Problem:
Output every entry exactly as written, but omit the pictures.

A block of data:
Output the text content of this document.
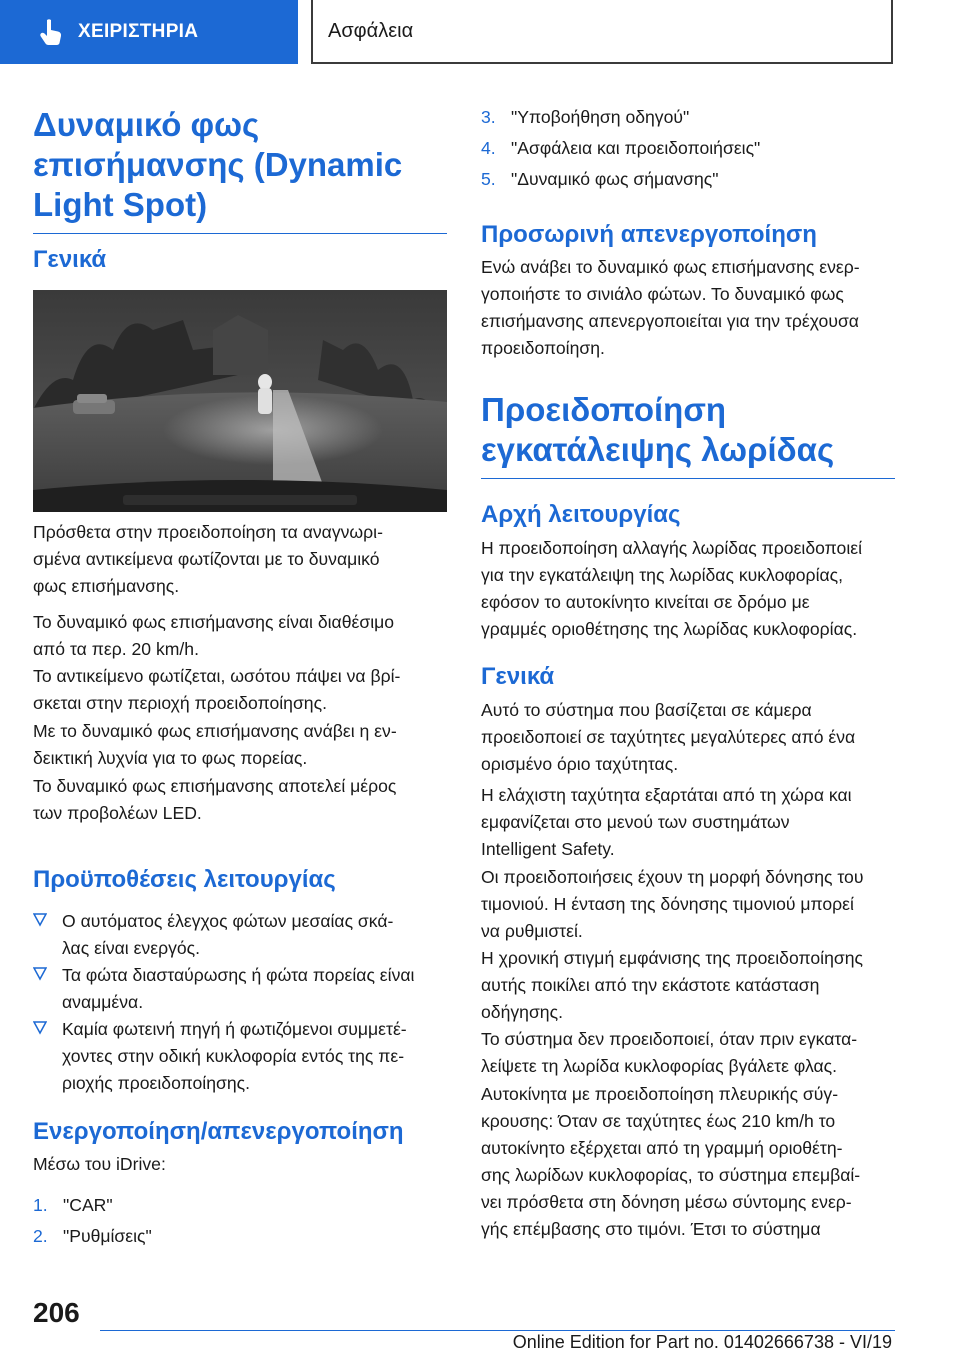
ΧΕΙΡΙΣΤΗΡΙΑ	Ασφάλεια
Δυναμικό φως
επισήμανσης (Dynamic
Light Spot)
Γενικά
Πρόσθετα στην προειδοποίηση τα αναγνωρι-
σμένα αντικείμενα φωτίζονται με το δυναμικό
φως επισήμανσης.
Το δυναμικό φως επισήμανσης είναι διαθέσιμο
από τα περ. 20 km/h.
Το αντικείμενο φωτίζεται, ωσότου πάψει να βρί-
σκεται στην περιοχή προειδοποίησης.
Με το δυναμικό φως επισήμανσης ανάβει η εν-
δεικτική λυχνία για το φως πορείας.
Το δυναμικό φως επισήμανσης αποτελεί μέρος
των προβολέων LED.
Προϋποθέσεις λειτουργίας
Ο αυτόματος έλεγχος φώτων μεσαίας σκά-
λας είναι ενεργός.
Τα φώτα διασταύρωσης ή φώτα πορείας είναι
αναμμένα.
Καμία φωτεινή πηγή ή φωτιζόμενοι συμμετέ-
χοντες στην οδική κυκλοφορία εντός της πε-
ριοχής προειδοποίησης.
Ενεργοποίηση/απενεργοποίηση
Μέσω του iDrive:
1. "CAR"
2. "Ρυθμίσεις"
3. "Υποβοήθηση οδηγού"
4. "Ασφάλεια και προειδοποιήσεις"
5. "Δυναμικό φως σήμανσης"
Προσωρινή απενεργοποίηση
Ενώ ανάβει το δυναμικό φως επισήμανσης ενερ-
γοποιήστε το σινιάλο φώτων. Το δυναμικό φως
επισήμανσης απενεργοποιείται για την τρέχουσα
προειδοποίηση.
Προειδοποίηση
εγκατάλειψης λωρίδας
Αρχή λειτουργίας
Η προειδοποίηση αλλαγής λωρίδας προειδοποιεί
για την εγκατάλειψη της λωρίδας κυκλοφορίας,
εφόσον το αυτοκίνητο κινείται σε δρόμο με
γραμμές οριοθέτησης της λωρίδας κυκλοφορίας.
Γενικά
Αυτό το σύστημα που βασίζεται σε κάμερα
προειδοποιεί σε ταχύτητες μεγαλύτερες από ένα
ορισμένο όριο ταχύτητας.
Η ελάχιστη ταχύτητα εξαρτάται από τη χώρα και
εμφανίζεται στο μενού των συστημάτων
Intelligent Safety.
Οι προειδοποιήσεις έχουν τη μορφή δόνησης του
τιμονιού. Η ένταση της δόνησης τιμονιού μπορεί
να ρυθμιστεί.
Η χρονική στιγμή εμφάνισης της προειδοποίησης
αυτής ποικίλει από την εκάστοτε κατάσταση
οδήγησης.
Το σύστημα δεν προειδοποιεί, όταν πριν εγκατα-
λείψετε τη λωρίδα κυκλοφορίας βγάλετε φλας.
Αυτοκίνητα με προειδοποίηση πλευρικής σύγ-
κρουσης: Όταν σε ταχύτητες έως 210 km/h το
αυτοκίνητο εξέρχεται από τη γραμμή οριοθέτη-
σης λωρίδων κυκλοφορίας, το σύστημα επεμβαί-
νει πρόσθετα στη δόνηση μέσω σύντομης ενερ-
γής επέμβασης στο τιμόνι. Έτσι το σύστημα
206
Online Edition for Part no. 01402666738 - VI/19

The response:
Output the text content of this document.
ΧΕΙΡΙΣΤΗΡΙΑ	Ασφάλεια
Δυναμικό φως
επισήμανσης (Dynamic
Light Spot)
Γενικά
Πρόσθετα στην προειδοποίηση τα αναγνωρι-
σμένα αντικείμενα φωτίζονται με το δυναμικό
φως επισήμανσης.
Το δυναμικό φως επισήμανσης είναι διαθέσιμο
από τα περ. 20 km/h.
Το αντικείμενο φωτίζεται, ωσότου πάψει να βρί-
σκεται στην περιοχή προειδοποίησης.
Με το δυναμικό φως επισήμανσης ανάβει η εν-
δεικτική λυχνία για το φως πορείας.
Το δυναμικό φως επισήμανσης αποτελεί μέρος
των προβολέων LED.
Προϋποθέσεις λειτουργίας
Ο αυτόματος έλεγχος φώτων μεσαίας σκά-
λας είναι ενεργός.
Τα φώτα διασταύρωσης ή φώτα πορείας είναι
αναμμένα.
Καμία φωτεινή πηγή ή φωτιζόμενοι συμμετέ-
χοντες στην οδική κυκλοφορία εντός της πε-
ριοχής προειδοποίησης.
Ενεργοποίηση/απενεργοποίηση
Μέσω του iDrive:
1. "CAR"
2. "Ρυθμίσεις"
3. "Υποβοήθηση οδηγού"
4. "Ασφάλεια και προειδοποιήσεις"
5. "Δυναμικό φως σήμανσης"
Προσωρινή απενεργοποίηση
Ενώ ανάβει το δυναμικό φως επισήμανσης ενερ-
γοποιήστε το σινιάλο φώτων. Το δυναμικό φως
επισήμανσης απενεργοποιείται για την τρέχουσα
προειδοποίηση.
Προειδοποίηση
εγκατάλειψης λωρίδας
Αρχή λειτουργίας
Η προειδοποίηση αλλαγής λωρίδας προειδοποιεί
για την εγκατάλειψη της λωρίδας κυκλοφορίας,
εφόσον το αυτοκίνητο κινείται σε δρόμο με
γραμμές οριοθέτησης της λωρίδας κυκλοφορίας.
Γενικά
Αυτό το σύστημα που βασίζεται σε κάμερα
προειδοποιεί σε ταχύτητες μεγαλύτερες από ένα
ορισμένο όριο ταχύτητας.
Η ελάχιστη ταχύτητα εξαρτάται από τη χώρα και
εμφανίζεται στο μενού των συστημάτων
Intelligent Safety.
Οι προειδοποιήσεις έχουν τη μορφή δόνησης του
τιμονιού. Η ένταση της δόνησης τιμονιού μπορεί
να ρυθμιστεί.
Η χρονική στιγμή εμφάνισης της προειδοποίησης
αυτής ποικίλει από την εκάστοτε κατάσταση
οδήγησης.
Το σύστημα δεν προειδοποιεί, όταν πριν εγκατα-
λείψετε τη λωρίδα κυκλοφορίας βγάλετε φλας.
Αυτοκίνητα με προειδοποίηση πλευρικής σύγ-
κρουσης: Όταν σε ταχύτητες έως 210 km/h το
αυτοκίνητο εξέρχεται από τη γραμμή οριοθέτη-
σης λωρίδων κυκλοφορίας, το σύστημα επεμβαί-
νει πρόσθετα στη δόνηση μέσω σύντομης ενερ-
γής επέμβασης στο τιμόνι. Έτσι το σύστημα
206
Online Edition for Part no. 01402666738 - VI/19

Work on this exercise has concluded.